__The exercise__: Write out the whole listing, matching it exactly.

* start Entries provided *

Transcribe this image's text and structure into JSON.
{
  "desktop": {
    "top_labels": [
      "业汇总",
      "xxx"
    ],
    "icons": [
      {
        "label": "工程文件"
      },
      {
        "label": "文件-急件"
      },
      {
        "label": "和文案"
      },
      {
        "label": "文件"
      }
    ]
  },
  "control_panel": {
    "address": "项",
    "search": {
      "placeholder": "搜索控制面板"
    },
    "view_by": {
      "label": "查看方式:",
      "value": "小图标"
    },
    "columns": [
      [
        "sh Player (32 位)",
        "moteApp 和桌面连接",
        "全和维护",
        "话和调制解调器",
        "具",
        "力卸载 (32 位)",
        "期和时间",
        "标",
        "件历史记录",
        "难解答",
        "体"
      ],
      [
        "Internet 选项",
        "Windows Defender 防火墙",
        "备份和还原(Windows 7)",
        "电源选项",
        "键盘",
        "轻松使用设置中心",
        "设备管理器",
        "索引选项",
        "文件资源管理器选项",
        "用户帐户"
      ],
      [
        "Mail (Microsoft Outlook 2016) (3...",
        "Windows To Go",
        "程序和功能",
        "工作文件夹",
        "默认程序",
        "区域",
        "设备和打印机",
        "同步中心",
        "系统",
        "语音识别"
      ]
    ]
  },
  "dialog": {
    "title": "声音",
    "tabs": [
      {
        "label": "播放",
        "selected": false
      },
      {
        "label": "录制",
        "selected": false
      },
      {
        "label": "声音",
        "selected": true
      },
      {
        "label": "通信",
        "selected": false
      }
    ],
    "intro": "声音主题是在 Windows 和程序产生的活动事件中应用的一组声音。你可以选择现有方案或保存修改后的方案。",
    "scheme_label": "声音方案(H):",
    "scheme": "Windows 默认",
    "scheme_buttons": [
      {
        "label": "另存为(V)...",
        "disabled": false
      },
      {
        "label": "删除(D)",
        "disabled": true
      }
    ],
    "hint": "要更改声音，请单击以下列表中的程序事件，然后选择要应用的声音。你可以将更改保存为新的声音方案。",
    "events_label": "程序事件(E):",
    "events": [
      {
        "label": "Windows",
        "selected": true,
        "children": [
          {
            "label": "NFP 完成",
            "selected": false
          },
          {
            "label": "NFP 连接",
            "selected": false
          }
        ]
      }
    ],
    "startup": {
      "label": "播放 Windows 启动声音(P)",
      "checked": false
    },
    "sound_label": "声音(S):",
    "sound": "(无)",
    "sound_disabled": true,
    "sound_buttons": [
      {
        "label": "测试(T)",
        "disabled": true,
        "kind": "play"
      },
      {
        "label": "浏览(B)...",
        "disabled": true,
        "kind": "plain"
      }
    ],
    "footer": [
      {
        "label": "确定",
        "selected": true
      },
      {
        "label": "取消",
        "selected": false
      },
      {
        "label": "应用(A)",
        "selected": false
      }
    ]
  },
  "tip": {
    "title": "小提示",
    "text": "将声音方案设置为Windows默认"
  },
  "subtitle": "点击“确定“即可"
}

* end Entries provided *

__Answer to the task__:
Transcribe this image's text and structure into JSON.
{
  "desktop": {
    "top_labels": [
      "业汇总",
      "xxx"
    ],
    "icons": [
      {
        "label": "工程文件"
      },
      {
        "label": "文件-急件"
      },
      {
        "label": "和文案"
      },
      {
        "label": "文件"
      }
    ]
  },
  "control_panel": {
    "address": "项",
    "search": {
      "placeholder": "搜索控制面板"
    },
    "view_by": {
      "label": "查看方式:",
      "value": "小图标"
    },
    "columns": [
      [
        "sh Player (32 位)",
        "moteApp 和桌面连接",
        "全和维护",
        "话和调制解调器",
        "具",
        "力卸载 (32 位)",
        "期和时间",
        "标",
        "件历史记录",
        "难解答",
        "体"
      ],
      [
        "Internet 选项",
        "Windows Defender 防火墙",
        "备份和还原(Windows 7)",
        "电源选项",
        "键盘",
        "轻松使用设置中心",
        "设备管理器",
        "索引选项",
        "文件资源管理器选项",
        "用户帐户"
      ],
      [
        "Mail (Microsoft Outlook 2016) (3...",
        "Windows To Go",
        "程序和功能",
        "工作文件夹",
        "默认程序",
        "区域",
        "设备和打印机",
        "同步中心",
        "系统",
        "语音识别"
      ]
    ]
  },
  "dialog": {
    "title": "声音",
    "tabs": [
      {
        "label": "播放",
        "selected": false
      },
      {
        "label": "录制",
        "selected": false
      },
      {
        "label": "声音",
        "selected": true
      },
      {
        "label": "通信",
        "selected": false
      }
    ],
    "intro": "声音主题是在 Windows 和程序产生的活动事件中应用的一组声音。你可以选择现有方案或保存修改后的方案。",
    "scheme_label": "声音方案(H):",
    "scheme": "Windows 默认",
    "scheme_buttons": [
      {
        "label": "另存为(V)...",
        "disabled": false
      },
      {
        "label": "删除(D)",
        "disabled": true
      }
    ],
    "hint": "要更改声音，请单击以下列表中的程序事件，然后选择要应用的声音。你可以将更改保存为新的声音方案。",
    "events_label": "程序事件(E):",
    "events": [
      {
        "label": "Windows",
        "selected": true,
        "children": [
          {
            "label": "NFP 完成",
            "selected": false
          },
          {
            "label": "NFP 连接",
            "selected": false
          }
        ]
      }
    ],
    "startup": {
      "label": "播放 Windows 启动声音(P)",
      "checked": false
    },
    "sound_label": "声音(S):",
    "sound": "(无)",
    "sound_disabled": true,
    "sound_buttons": [
      {
        "label": "测试(T)",
        "disabled": true,
        "kind": "play"
      },
      {
        "label": "浏览(B)...",
        "disabled": true,
        "kind": "plain"
      }
    ],
    "footer": [
      {
        "label": "确定",
        "selected": true
      },
      {
        "label": "取消",
        "selected": false
      },
      {
        "label": "应用(A)",
        "selected": false
      }
    ]
  },
  "tip": {
    "title": "小提示",
    "text": "将声音方案设置为Windows默认"
  },
  "subtitle": "点击“确定“即可"
}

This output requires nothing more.